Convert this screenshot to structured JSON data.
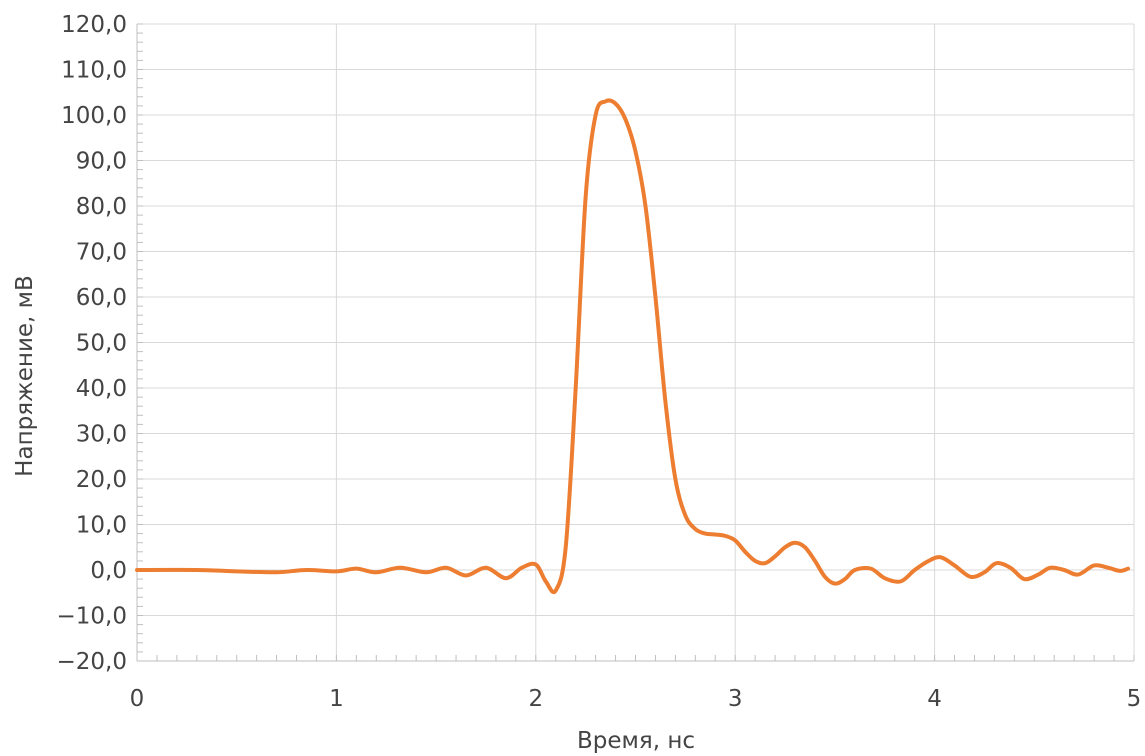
{
  "chart_data": {
    "type": "line",
    "title": "",
    "xlabel": "Время, нс",
    "ylabel": "Напряжение, мВ",
    "xlim": [
      0,
      5
    ],
    "ylim": [
      -20,
      120
    ],
    "x_ticks": [
      0,
      1,
      2,
      3,
      4,
      5
    ],
    "x_tick_labels": [
      "0",
      "1",
      "2",
      "3",
      "4",
      "5"
    ],
    "y_ticks": [
      -20,
      -10,
      0,
      10,
      20,
      30,
      40,
      50,
      60,
      70,
      80,
      90,
      100,
      110,
      120
    ],
    "y_tick_labels": [
      "−20,0",
      "−10,0",
      "0,0",
      "10,0",
      "20,0",
      "30,0",
      "40,0",
      "50,0",
      "60,0",
      "70,0",
      "80,0",
      "90,0",
      "100,0",
      "110,0",
      "120,0"
    ],
    "grid": true,
    "line_color": "#ED7D31",
    "series": [
      {
        "x": [
          0,
          0.3,
          0.5,
          0.7,
          0.85,
          1.0,
          1.1,
          1.2,
          1.32,
          1.45,
          1.55,
          1.65,
          1.75,
          1.85,
          1.93,
          2.0,
          2.05,
          2.1,
          2.15,
          2.2,
          2.25,
          2.3,
          2.35,
          2.4,
          2.45,
          2.5,
          2.55,
          2.6,
          2.65,
          2.7,
          2.75,
          2.8,
          2.85,
          2.9,
          2.95,
          3.0,
          3.05,
          3.1,
          3.15,
          3.2,
          3.25,
          3.3,
          3.35,
          3.4,
          3.45,
          3.5,
          3.55,
          3.6,
          3.68,
          3.75,
          3.83,
          3.9,
          3.97,
          4.03,
          4.1,
          4.18,
          4.25,
          4.31,
          4.38,
          4.45,
          4.52,
          4.58,
          4.65,
          4.72,
          4.8,
          4.87,
          4.93,
          4.97
        ],
        "y": [
          0,
          0,
          -0.3,
          -0.5,
          0,
          -0.3,
          0.3,
          -0.5,
          0.5,
          -0.5,
          0.5,
          -1.2,
          0.5,
          -1.8,
          0.5,
          1.2,
          -2.5,
          -4.5,
          5,
          40,
          82,
          100,
          103,
          102.5,
          99,
          92,
          80,
          60,
          37,
          20,
          12,
          9,
          8,
          7.8,
          7.5,
          6.5,
          4,
          2,
          1.5,
          3,
          5,
          6,
          5,
          2,
          -1.5,
          -3,
          -2,
          0,
          0.3,
          -1.8,
          -2.5,
          0,
          2,
          2.8,
          1,
          -1.5,
          -0.5,
          1.5,
          0.5,
          -2,
          -1,
          0.5,
          0,
          -1,
          1,
          0.5,
          -0.2,
          0.3
        ]
      }
    ]
  }
}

▶ [EXERCISE DESCRIPTION]:
Print every entry above again without changing a word, and omit the pictures.

▶ [ANSWER TO THIS EXERCISE]:
Convert this screenshot to structured JSON data.
{
  "chart_data": {
    "type": "line",
    "title": "",
    "xlabel": "Время, нс",
    "ylabel": "Напряжение, мВ",
    "xlim": [
      0,
      5
    ],
    "ylim": [
      -20,
      120
    ],
    "x_ticks": [
      0,
      1,
      2,
      3,
      4,
      5
    ],
    "x_tick_labels": [
      "0",
      "1",
      "2",
      "3",
      "4",
      "5"
    ],
    "y_ticks": [
      -20,
      -10,
      0,
      10,
      20,
      30,
      40,
      50,
      60,
      70,
      80,
      90,
      100,
      110,
      120
    ],
    "y_tick_labels": [
      "−20,0",
      "−10,0",
      "0,0",
      "10,0",
      "20,0",
      "30,0",
      "40,0",
      "50,0",
      "60,0",
      "70,0",
      "80,0",
      "90,0",
      "100,0",
      "110,0",
      "120,0"
    ],
    "grid": true,
    "line_color": "#ED7D31",
    "series": [
      {
        "x": [
          0,
          0.3,
          0.5,
          0.7,
          0.85,
          1.0,
          1.1,
          1.2,
          1.32,
          1.45,
          1.55,
          1.65,
          1.75,
          1.85,
          1.93,
          2.0,
          2.05,
          2.1,
          2.15,
          2.2,
          2.25,
          2.3,
          2.35,
          2.4,
          2.45,
          2.5,
          2.55,
          2.6,
          2.65,
          2.7,
          2.75,
          2.8,
          2.85,
          2.9,
          2.95,
          3.0,
          3.05,
          3.1,
          3.15,
          3.2,
          3.25,
          3.3,
          3.35,
          3.4,
          3.45,
          3.5,
          3.55,
          3.6,
          3.68,
          3.75,
          3.83,
          3.9,
          3.97,
          4.03,
          4.1,
          4.18,
          4.25,
          4.31,
          4.38,
          4.45,
          4.52,
          4.58,
          4.65,
          4.72,
          4.8,
          4.87,
          4.93,
          4.97
        ],
        "y": [
          0,
          0,
          -0.3,
          -0.5,
          0,
          -0.3,
          0.3,
          -0.5,
          0.5,
          -0.5,
          0.5,
          -1.2,
          0.5,
          -1.8,
          0.5,
          1.2,
          -2.5,
          -4.5,
          5,
          40,
          82,
          100,
          103,
          102.5,
          99,
          92,
          80,
          60,
          37,
          20,
          12,
          9,
          8,
          7.8,
          7.5,
          6.5,
          4,
          2,
          1.5,
          3,
          5,
          6,
          5,
          2,
          -1.5,
          -3,
          -2,
          0,
          0.3,
          -1.8,
          -2.5,
          0,
          2,
          2.8,
          1,
          -1.5,
          -0.5,
          1.5,
          0.5,
          -2,
          -1,
          0.5,
          0,
          -1,
          1,
          0.5,
          -0.2,
          0.3
        ]
      }
    ]
  }
}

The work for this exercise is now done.